:: Records supplied
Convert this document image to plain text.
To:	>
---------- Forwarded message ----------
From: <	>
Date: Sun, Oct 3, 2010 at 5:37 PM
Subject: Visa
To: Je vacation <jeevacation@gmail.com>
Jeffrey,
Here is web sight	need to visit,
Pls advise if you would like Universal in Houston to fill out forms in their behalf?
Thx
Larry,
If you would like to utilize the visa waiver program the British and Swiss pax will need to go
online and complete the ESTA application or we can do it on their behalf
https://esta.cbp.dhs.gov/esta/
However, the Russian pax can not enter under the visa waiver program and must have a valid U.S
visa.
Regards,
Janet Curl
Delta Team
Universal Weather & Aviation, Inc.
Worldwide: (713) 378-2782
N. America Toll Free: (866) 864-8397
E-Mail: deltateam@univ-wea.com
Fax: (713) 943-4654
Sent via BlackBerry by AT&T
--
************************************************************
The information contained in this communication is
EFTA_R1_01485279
::::
Using the records above, find and show each line with the string "need".

* Completed task *
Here is web sight	need to visit,
If you would like to utilize the visa waiver program the British and Swiss pax will need to go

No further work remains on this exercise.